**TASK DETAILS**
Search the data below for "एनएनब"; list each line that holds it.

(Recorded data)
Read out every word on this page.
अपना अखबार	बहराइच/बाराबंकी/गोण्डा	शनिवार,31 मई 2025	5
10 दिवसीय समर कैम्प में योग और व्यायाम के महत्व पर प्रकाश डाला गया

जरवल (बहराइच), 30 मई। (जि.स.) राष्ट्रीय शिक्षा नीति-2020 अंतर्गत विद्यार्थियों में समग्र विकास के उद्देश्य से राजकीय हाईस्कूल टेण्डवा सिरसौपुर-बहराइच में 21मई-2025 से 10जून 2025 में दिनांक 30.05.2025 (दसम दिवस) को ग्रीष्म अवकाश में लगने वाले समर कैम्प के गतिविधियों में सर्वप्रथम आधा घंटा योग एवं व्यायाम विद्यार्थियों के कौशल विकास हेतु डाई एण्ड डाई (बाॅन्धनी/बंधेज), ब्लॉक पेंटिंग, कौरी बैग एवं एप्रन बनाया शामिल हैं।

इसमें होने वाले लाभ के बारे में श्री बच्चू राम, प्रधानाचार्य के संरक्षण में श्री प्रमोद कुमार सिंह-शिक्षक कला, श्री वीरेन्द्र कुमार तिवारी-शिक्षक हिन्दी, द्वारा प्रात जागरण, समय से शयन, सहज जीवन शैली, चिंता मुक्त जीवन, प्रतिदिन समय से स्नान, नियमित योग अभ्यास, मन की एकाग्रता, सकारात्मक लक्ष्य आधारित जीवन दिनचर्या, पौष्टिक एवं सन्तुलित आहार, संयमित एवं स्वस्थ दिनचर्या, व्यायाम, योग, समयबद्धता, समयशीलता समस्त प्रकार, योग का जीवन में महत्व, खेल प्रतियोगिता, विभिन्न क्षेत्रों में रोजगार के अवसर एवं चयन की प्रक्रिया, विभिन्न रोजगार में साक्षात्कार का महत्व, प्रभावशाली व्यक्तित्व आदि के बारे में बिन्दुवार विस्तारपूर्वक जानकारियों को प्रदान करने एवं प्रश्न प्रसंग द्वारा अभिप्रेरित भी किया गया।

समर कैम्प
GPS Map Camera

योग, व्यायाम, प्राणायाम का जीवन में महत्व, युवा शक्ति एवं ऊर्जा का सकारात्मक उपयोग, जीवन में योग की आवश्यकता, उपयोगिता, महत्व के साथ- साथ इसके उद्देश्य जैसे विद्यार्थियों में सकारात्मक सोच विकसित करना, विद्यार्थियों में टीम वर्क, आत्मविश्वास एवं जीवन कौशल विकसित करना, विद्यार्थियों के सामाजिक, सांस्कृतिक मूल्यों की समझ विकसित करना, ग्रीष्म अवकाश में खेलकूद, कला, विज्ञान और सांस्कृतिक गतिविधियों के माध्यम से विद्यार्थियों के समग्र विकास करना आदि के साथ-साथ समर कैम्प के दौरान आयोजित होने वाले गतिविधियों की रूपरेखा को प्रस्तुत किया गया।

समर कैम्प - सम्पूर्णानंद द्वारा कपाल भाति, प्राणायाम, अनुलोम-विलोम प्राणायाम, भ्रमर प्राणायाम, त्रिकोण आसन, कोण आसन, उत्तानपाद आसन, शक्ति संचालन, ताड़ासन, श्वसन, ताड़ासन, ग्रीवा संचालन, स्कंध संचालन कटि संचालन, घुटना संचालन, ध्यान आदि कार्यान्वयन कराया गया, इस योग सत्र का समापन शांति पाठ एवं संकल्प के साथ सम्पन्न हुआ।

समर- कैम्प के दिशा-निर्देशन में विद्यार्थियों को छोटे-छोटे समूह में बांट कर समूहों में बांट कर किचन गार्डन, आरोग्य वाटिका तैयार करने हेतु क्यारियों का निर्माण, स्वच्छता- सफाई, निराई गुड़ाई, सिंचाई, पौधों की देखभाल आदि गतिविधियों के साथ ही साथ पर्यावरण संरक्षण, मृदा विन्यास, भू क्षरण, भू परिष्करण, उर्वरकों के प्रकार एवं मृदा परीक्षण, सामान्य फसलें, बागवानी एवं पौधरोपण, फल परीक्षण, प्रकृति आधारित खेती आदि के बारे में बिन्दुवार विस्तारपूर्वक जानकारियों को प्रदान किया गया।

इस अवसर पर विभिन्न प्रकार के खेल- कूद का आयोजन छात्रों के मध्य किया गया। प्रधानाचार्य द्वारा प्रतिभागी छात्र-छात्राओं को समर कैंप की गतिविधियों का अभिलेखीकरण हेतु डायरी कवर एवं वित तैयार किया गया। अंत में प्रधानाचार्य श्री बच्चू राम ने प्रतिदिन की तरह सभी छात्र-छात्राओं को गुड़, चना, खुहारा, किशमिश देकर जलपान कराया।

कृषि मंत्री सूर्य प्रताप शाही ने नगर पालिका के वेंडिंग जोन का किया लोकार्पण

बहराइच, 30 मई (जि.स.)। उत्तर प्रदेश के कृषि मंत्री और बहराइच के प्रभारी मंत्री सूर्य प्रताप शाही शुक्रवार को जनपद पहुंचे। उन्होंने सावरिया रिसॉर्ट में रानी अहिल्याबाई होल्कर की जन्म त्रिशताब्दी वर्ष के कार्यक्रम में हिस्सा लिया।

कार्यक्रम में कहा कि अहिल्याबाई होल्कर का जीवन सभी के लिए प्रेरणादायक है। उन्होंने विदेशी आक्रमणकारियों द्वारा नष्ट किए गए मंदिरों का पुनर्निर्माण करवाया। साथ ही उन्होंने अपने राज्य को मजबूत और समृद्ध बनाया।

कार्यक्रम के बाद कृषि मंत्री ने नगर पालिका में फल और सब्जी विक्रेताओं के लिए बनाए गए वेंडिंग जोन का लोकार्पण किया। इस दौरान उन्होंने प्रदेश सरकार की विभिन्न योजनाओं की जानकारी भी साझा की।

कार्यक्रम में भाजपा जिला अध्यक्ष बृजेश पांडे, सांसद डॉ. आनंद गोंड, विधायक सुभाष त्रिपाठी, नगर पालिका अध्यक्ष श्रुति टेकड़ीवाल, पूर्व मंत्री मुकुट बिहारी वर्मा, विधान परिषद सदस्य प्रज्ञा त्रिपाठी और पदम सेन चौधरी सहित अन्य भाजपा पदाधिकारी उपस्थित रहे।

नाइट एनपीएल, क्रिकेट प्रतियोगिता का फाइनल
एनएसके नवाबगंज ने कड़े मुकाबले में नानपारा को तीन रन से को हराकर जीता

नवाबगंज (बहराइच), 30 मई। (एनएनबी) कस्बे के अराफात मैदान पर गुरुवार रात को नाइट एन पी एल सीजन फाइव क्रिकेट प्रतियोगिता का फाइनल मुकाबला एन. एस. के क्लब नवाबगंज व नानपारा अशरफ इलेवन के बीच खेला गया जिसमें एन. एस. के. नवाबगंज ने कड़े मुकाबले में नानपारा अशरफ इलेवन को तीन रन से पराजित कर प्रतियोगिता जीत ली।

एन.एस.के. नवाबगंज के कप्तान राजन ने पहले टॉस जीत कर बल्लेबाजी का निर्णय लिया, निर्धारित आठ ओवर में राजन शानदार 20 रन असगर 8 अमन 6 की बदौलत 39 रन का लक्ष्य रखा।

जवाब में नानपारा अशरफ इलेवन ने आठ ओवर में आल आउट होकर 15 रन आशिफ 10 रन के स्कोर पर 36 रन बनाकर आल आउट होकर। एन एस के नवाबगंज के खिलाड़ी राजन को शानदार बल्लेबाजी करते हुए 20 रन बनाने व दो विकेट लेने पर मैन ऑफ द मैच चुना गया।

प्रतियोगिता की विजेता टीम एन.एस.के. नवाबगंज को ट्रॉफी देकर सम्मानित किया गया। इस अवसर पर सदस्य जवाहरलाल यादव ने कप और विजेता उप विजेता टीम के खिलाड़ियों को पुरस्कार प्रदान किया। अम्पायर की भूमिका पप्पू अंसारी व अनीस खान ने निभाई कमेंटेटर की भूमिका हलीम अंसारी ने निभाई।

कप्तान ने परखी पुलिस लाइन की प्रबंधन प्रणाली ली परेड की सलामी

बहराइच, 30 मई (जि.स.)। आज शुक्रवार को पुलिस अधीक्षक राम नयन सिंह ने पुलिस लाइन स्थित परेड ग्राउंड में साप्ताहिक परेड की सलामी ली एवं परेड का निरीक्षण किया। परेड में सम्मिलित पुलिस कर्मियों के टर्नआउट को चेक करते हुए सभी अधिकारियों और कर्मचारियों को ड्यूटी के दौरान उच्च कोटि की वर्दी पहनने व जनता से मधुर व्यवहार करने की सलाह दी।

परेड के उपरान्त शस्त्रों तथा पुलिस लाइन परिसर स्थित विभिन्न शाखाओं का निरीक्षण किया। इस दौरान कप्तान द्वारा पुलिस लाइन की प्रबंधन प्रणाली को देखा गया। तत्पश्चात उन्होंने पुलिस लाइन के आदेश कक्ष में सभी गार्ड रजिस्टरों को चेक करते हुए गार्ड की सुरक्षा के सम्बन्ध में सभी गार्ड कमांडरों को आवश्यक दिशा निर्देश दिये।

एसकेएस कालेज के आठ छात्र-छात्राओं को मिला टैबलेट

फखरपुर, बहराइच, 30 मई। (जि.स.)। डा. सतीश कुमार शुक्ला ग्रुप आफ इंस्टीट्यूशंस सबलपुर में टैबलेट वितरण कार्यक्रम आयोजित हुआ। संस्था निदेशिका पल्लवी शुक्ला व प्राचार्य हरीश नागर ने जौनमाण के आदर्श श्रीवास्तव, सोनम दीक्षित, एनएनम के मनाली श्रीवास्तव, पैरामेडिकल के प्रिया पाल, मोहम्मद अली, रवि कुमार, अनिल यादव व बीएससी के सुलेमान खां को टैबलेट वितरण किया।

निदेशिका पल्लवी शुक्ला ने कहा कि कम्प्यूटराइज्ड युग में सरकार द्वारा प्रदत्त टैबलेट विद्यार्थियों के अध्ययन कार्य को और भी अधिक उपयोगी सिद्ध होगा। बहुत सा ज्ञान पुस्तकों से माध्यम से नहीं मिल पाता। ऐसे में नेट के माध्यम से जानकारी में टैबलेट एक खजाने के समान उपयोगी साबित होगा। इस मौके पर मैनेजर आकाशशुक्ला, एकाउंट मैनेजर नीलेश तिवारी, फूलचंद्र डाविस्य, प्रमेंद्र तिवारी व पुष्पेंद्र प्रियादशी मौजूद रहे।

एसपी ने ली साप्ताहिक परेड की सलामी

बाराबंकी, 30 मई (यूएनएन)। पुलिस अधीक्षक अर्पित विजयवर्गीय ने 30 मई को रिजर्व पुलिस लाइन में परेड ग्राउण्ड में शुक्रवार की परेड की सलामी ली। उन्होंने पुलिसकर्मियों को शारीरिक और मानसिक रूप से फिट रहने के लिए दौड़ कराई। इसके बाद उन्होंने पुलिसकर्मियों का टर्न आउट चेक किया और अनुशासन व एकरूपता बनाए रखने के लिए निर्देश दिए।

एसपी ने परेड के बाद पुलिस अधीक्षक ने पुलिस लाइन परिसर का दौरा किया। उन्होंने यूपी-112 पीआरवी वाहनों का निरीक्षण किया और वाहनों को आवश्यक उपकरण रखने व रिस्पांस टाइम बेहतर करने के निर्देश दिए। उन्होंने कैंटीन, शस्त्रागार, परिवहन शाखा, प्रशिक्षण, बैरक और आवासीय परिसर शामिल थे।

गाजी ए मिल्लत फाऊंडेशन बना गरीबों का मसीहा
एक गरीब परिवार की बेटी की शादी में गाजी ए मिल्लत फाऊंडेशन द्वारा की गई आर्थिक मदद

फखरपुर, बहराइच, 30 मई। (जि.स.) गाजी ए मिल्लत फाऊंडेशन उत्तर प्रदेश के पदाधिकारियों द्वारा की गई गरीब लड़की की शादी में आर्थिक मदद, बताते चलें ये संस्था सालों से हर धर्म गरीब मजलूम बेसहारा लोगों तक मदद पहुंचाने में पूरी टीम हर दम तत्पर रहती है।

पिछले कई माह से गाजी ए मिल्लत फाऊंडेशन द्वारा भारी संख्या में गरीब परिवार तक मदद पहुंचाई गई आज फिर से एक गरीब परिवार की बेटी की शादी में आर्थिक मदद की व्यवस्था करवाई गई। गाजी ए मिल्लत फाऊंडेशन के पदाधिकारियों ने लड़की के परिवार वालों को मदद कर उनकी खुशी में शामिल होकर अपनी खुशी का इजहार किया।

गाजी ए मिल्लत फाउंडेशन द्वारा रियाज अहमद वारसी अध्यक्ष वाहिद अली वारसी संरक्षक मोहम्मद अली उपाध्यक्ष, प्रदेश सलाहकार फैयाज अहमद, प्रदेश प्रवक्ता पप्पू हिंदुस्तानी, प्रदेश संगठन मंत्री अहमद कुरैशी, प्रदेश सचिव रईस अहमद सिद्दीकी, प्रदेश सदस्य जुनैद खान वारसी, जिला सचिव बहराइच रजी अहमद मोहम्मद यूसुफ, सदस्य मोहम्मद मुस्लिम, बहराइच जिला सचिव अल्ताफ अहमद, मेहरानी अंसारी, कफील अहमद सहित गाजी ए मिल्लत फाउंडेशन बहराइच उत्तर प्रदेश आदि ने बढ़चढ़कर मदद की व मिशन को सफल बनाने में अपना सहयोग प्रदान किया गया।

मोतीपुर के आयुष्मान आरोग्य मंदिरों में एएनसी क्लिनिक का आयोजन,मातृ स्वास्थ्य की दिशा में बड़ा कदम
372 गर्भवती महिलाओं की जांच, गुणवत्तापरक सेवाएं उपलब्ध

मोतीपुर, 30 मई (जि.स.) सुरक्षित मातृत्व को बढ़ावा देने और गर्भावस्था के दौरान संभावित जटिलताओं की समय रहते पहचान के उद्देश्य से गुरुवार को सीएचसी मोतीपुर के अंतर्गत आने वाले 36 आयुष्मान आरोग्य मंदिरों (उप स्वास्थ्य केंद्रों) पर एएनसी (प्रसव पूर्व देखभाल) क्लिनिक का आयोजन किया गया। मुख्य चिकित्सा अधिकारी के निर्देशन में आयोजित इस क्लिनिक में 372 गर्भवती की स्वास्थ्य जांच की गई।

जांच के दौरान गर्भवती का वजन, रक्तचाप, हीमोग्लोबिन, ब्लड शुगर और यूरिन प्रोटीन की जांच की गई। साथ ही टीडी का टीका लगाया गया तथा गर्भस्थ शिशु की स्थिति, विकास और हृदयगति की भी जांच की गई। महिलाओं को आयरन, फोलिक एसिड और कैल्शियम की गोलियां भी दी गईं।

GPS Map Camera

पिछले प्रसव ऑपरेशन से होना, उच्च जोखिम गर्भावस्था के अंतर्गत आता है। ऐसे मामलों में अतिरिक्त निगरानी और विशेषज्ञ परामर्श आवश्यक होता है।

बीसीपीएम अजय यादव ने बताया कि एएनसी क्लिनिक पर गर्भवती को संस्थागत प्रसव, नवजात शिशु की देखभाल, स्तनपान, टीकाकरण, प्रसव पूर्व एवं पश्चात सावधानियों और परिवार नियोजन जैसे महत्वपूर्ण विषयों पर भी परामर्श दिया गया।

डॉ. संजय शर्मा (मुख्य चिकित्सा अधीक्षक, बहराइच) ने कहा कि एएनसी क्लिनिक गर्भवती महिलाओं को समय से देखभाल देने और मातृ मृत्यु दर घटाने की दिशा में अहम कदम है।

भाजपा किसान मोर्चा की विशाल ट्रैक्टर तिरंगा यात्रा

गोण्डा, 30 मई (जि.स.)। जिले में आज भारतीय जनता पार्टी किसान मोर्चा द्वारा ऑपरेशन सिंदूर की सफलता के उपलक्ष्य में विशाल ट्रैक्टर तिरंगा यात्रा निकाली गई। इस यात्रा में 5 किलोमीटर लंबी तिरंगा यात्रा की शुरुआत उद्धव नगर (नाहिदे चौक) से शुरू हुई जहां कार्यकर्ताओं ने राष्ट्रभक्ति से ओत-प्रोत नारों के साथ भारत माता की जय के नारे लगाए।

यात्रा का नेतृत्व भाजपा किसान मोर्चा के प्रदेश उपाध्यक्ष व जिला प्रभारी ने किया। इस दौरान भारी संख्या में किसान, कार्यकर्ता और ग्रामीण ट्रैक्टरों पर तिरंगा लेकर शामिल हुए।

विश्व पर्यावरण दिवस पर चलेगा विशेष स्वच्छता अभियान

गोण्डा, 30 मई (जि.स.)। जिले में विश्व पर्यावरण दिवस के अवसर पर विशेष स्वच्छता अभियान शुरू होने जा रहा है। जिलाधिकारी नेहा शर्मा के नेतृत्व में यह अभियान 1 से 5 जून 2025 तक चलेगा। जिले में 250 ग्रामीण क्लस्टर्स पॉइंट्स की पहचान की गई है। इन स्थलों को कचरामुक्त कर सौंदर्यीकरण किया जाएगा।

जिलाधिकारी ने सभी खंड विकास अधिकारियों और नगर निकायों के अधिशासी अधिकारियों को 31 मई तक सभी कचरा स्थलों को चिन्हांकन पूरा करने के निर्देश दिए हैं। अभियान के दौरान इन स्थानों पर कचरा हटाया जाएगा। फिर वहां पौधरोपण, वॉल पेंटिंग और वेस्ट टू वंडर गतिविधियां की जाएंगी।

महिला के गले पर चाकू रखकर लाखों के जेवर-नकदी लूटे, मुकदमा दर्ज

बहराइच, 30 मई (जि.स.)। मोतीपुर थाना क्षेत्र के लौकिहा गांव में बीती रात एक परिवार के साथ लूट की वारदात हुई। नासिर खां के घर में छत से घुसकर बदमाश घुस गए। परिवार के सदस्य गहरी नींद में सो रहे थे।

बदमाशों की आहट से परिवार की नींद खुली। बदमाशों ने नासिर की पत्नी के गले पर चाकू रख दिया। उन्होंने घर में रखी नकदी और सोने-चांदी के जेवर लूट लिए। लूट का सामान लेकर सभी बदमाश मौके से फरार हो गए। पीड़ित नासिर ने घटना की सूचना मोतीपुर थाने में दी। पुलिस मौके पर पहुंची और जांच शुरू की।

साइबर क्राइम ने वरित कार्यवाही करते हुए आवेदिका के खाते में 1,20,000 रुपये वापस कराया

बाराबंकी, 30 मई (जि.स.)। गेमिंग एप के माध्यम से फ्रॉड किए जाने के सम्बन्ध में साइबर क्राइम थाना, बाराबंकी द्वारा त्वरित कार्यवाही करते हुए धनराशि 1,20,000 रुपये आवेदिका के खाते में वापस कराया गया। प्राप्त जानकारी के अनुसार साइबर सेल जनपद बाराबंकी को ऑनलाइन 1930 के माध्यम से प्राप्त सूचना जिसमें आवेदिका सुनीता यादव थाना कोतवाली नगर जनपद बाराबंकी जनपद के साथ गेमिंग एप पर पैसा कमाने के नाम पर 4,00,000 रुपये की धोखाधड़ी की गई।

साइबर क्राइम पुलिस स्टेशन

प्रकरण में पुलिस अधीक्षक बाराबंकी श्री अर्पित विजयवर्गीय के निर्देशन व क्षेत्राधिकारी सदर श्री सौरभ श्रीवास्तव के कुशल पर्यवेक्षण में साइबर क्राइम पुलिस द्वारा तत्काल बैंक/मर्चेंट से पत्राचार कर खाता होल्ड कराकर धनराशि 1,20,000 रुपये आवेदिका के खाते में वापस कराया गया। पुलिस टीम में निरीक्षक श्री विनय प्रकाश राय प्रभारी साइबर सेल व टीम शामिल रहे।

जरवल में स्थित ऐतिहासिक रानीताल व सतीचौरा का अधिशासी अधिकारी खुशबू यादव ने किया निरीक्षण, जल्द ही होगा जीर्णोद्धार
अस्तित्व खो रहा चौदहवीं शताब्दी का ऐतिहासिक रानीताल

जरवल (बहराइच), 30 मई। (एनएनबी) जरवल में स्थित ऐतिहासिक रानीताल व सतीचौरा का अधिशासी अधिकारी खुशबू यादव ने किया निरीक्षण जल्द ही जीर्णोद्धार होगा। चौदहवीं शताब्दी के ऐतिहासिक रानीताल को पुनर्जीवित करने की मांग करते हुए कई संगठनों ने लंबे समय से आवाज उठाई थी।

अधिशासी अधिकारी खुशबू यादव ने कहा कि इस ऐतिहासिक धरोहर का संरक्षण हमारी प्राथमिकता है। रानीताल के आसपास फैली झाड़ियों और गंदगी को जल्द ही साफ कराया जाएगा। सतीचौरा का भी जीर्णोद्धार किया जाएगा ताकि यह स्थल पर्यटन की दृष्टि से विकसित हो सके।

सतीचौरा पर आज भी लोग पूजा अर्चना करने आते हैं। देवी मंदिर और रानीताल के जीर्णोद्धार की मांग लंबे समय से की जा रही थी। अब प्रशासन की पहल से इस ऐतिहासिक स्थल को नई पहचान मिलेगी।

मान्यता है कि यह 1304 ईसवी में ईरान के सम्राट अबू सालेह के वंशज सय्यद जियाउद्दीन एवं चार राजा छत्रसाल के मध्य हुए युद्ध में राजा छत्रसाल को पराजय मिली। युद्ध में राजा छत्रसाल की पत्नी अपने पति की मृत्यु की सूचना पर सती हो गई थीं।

**RESPONSE BELOW**
नवाबगंज (बहराइच), 30 मई। (एनएनबी) कस्बे के अराफात मैदान पर गुरुवार रात को नाइट एन पी एल सीजन फाइव क्रिकेट प्रतियोगिता का फाइनल मुकाबला एन. एस. के क्लब नवाबगंज व नानपारा अशरफ इलेवन के बीच खेला गया जिसमें एन. एस. के. नवाबगंज ने कड़े मुकाबले में नानपारा अशरफ इलेवन को तीन रन से पराजित कर प्रतियोगिता जीत ली।
जरवल (बहराइच), 30 मई। (एनएनबी) जरवल में स्थित ऐतिहासिक रानीताल व सतीचौरा का अधिशासी अधिकारी खुशबू यादव ने किया निरीक्षण जल्द ही जीर्णोद्धार होगा। चौदहवीं शताब्दी के ऐतिहासिक रानीताल को पुनर्जीवित करने की मांग करते हुए कई संगठनों ने लंबे समय से आवाज उठाई थी।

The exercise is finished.